== Task description ==
Every line of the data that contains the string "response" must be copied.

Recorded data
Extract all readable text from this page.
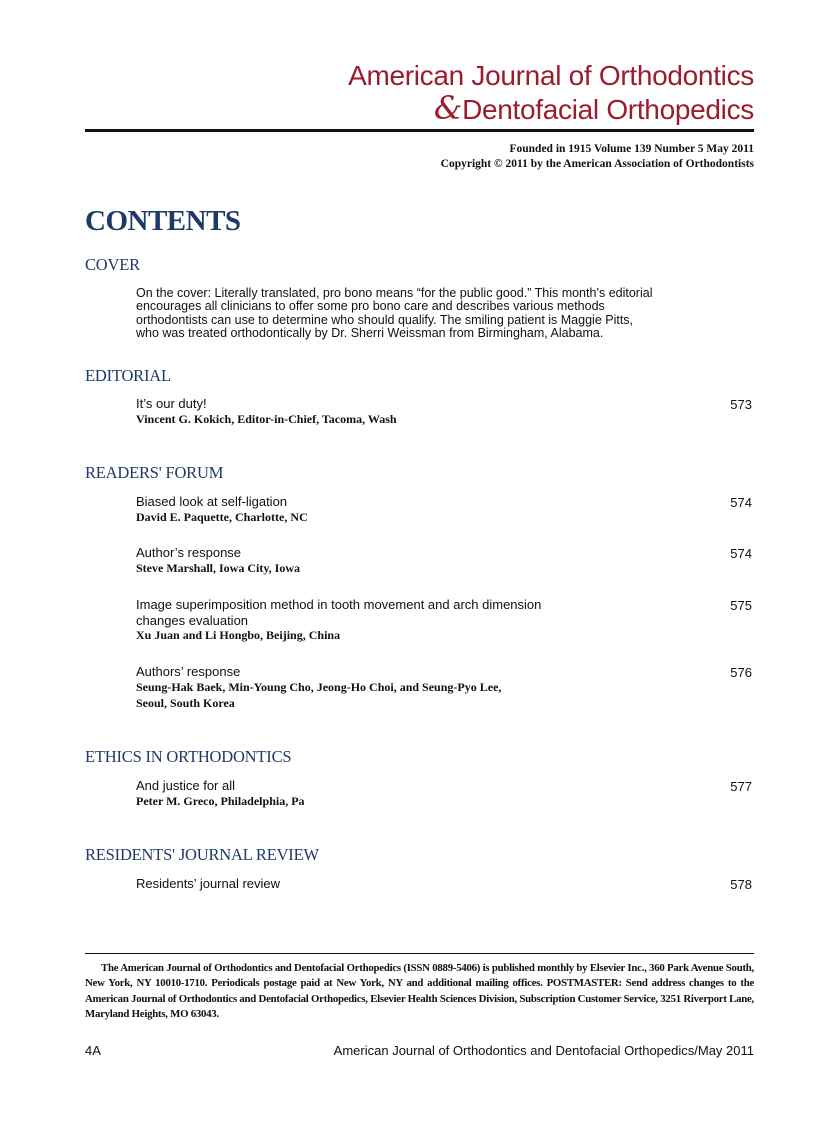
American Journal of Orthodontics
&Dentofacial Orthopedics
Founded in 1915 Volume 139 Number 5 May 2011
Copyright © 2011 by the American Association of Orthodontists
CONTENTS
COVER
On the cover: Literally translated, pro bono means “for the public good.” This month’s editorial
encourages all clinicians to offer some pro bono care and describes various methods
orthodontists can use to determine who should qualify. The smiling patient is Maggie Pitts,
who was treated orthodontically by Dr. Sherri Weissman from Birmingham, Alabama.
EDITORIAL
It’s our duty!
Vincent G. Kokich, Editor-in-Chief, Tacoma, Wash
573
READERS' FORUM
Biased look at self-ligation
David E. Paquette, Charlotte, NC
574
Author’s response
Steve Marshall, Iowa City, Iowa
574
Image superimposition method in tooth movement and arch dimension
changes evaluation
Xu Juan and Li Hongbo, Beijing, China
575
Authors’ response
Seung-Hak Baek, Min-Young Cho, Jeong-Ho Choi, and Seung-Pyo Lee,
Seoul, South Korea
576
ETHICS IN ORTHODONTICS
And justice for all
Peter M. Greco, Philadelphia, Pa
577
RESIDENTS' JOURNAL REVIEW
Residents’ journal review	578
The American Journal of Orthodontics and Dentofacial Orthopedics (ISSN 0889-5406) is published monthly by Elsevier Inc., 360 Park Avenue South, New York, NY 10010-1710. Periodicals postage paid at New York, NY and additional mailing offices. POSTMASTER: Send address changes to the American Journal of Orthodontics and Dentofacial Orthopedics, Elsevier Health Sciences Division, Subscription Customer Service, 3251 Riverport Lane, Maryland Heights, MO 63043.
4A	American Journal of Orthodontics and Dentofacial Orthopedics/May 2011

== The result ==
Author’s response
Authors’ response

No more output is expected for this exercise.